▸ EXERCISE DETAILS
Pick out the lines below that include the string "this".

▸ DATA EXTRACT
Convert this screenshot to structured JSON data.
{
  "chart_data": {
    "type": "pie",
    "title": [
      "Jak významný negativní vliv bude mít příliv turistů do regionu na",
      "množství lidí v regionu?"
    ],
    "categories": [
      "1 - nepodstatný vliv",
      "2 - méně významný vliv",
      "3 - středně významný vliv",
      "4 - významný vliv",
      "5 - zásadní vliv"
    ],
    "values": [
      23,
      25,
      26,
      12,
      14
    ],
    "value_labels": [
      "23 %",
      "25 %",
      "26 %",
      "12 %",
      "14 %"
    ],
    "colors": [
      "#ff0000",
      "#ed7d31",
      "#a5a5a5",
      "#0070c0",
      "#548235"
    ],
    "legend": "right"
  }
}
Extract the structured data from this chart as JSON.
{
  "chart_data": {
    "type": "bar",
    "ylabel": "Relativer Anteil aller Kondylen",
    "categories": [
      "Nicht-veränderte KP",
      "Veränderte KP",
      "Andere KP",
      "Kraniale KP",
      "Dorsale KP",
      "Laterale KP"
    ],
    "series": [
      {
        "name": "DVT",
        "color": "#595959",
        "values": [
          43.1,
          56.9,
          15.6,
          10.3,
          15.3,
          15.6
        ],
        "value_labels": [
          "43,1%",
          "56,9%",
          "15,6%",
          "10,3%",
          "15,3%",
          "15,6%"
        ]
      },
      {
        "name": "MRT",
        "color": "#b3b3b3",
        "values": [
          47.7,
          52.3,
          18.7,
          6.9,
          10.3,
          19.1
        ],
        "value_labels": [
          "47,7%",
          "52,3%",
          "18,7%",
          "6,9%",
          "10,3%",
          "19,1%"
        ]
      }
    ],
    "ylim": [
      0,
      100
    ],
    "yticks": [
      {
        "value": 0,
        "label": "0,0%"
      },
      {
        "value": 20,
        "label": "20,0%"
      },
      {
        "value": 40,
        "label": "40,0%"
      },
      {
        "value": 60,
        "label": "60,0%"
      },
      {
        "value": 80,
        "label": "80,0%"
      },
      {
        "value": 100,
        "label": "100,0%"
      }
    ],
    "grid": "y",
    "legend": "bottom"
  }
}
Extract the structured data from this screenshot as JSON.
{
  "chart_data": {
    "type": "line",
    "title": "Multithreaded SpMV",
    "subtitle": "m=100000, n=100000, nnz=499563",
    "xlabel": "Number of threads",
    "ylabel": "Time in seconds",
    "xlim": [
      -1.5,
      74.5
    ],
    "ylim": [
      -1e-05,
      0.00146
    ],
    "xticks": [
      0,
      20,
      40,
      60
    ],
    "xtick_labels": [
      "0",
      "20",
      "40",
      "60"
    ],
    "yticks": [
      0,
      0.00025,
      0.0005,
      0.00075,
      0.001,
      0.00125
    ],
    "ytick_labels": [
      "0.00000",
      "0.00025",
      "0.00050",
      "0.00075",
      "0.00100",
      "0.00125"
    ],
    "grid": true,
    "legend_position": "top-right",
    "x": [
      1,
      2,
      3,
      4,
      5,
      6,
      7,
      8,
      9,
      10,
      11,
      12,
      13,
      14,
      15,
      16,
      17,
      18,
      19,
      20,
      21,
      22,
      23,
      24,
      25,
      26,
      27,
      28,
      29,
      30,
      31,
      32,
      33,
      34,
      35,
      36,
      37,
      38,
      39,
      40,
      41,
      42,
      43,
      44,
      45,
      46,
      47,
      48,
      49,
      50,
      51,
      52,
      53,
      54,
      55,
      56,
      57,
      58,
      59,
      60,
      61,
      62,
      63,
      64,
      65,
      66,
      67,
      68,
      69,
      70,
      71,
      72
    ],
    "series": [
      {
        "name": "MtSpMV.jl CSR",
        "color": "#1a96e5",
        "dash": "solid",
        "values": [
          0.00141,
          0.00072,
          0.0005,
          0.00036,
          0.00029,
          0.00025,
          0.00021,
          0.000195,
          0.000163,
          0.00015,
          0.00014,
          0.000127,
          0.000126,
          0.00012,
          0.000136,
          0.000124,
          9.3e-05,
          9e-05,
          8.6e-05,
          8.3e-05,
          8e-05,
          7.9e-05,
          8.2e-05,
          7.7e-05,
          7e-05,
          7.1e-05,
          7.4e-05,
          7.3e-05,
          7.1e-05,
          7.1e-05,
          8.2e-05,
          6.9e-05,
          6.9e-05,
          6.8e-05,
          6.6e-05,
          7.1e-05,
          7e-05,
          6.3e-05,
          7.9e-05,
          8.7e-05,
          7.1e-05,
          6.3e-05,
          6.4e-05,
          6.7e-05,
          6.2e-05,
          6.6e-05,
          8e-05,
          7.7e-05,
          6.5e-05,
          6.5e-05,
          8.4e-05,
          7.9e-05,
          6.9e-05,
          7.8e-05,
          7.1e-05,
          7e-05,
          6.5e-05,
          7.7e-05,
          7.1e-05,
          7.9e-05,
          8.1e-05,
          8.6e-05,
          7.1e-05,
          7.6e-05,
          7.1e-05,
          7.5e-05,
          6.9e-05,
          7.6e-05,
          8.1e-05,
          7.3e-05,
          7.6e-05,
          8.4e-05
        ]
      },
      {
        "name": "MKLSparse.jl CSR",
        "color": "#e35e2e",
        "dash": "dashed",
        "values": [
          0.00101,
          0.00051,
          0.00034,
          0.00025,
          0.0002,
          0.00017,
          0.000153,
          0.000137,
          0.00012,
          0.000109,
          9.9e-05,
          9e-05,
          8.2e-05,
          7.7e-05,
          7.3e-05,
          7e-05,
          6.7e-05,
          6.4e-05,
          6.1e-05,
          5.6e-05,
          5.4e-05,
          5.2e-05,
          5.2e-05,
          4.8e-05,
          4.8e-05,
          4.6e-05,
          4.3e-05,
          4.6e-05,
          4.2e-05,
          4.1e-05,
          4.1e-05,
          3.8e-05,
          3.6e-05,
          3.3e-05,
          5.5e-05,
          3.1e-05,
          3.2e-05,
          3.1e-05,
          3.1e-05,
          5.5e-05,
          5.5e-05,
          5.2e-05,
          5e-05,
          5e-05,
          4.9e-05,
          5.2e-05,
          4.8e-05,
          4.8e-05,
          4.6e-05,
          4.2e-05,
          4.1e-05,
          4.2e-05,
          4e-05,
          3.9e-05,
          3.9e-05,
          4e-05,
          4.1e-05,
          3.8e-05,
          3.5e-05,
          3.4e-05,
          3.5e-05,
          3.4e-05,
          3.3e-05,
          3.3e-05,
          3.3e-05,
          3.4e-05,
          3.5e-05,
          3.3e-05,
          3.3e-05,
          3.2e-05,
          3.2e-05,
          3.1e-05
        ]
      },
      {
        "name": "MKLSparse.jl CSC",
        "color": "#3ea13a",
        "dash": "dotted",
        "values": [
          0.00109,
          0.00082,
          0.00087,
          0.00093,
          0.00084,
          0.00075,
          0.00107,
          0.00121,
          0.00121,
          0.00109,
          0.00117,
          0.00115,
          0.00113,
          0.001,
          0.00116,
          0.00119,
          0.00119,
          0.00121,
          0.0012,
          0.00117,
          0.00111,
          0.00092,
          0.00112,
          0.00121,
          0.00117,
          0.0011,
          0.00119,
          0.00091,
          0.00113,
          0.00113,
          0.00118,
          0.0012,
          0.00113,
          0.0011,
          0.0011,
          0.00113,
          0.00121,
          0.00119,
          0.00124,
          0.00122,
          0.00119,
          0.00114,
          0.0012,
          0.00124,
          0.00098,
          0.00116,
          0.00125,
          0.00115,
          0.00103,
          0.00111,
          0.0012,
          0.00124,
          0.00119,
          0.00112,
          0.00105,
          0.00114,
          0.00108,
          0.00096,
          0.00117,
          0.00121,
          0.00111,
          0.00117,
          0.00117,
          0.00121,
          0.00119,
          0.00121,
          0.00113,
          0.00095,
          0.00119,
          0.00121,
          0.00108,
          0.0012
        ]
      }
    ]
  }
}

▸ RESULT
Convert this screenshot to structured JSON data.
Extract the structured data from this chart as JSON.
Extract the structured data from this screenshot as JSON.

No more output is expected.